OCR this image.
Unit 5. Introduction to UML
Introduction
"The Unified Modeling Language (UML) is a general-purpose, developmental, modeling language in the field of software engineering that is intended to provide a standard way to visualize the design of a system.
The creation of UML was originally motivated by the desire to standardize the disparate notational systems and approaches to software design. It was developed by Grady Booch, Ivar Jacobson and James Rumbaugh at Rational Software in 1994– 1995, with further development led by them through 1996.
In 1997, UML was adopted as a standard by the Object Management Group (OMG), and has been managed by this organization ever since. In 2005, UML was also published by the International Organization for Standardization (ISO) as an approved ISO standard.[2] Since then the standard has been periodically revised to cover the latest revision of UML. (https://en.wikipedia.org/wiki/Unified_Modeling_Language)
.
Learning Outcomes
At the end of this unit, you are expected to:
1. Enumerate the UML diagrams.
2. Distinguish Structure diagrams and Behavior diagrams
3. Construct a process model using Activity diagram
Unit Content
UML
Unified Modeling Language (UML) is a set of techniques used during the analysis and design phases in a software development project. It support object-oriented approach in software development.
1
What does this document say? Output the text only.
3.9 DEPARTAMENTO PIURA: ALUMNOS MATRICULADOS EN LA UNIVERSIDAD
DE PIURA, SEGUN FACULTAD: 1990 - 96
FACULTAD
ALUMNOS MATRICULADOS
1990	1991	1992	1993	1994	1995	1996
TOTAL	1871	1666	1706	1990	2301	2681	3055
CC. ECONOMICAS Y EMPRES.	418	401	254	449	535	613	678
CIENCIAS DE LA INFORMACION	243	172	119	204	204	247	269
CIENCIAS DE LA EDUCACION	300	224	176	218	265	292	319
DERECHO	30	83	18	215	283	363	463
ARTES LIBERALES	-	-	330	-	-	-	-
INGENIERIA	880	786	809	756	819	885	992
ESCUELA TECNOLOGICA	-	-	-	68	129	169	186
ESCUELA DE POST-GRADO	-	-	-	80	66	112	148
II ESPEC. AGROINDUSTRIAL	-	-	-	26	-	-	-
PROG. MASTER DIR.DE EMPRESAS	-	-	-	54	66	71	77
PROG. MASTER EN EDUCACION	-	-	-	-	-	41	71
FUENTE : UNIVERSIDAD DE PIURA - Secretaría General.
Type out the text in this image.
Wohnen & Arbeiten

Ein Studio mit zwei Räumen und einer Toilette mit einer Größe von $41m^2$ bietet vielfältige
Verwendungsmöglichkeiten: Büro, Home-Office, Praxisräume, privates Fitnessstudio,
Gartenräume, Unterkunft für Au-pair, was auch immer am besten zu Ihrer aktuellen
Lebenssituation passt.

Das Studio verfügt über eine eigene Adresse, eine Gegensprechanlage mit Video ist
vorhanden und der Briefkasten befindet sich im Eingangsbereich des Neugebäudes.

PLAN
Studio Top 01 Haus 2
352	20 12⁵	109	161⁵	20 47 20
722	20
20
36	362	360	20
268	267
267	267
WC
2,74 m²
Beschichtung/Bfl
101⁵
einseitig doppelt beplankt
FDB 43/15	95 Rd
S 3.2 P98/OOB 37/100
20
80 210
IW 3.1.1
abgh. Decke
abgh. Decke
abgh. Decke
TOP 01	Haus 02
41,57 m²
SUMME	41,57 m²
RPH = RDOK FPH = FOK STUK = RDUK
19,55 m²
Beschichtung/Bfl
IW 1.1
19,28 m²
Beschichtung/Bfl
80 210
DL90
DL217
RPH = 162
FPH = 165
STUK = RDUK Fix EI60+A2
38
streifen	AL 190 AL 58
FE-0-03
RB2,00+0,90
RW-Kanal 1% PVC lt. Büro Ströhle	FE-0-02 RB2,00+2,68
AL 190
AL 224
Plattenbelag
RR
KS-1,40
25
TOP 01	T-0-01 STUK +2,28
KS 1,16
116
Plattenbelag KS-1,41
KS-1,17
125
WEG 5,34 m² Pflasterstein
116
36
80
-=-=-
- [Exercise directions]:
Give the number of lines in the records that contain the string "image", with no other output.

- [Written reply]:
2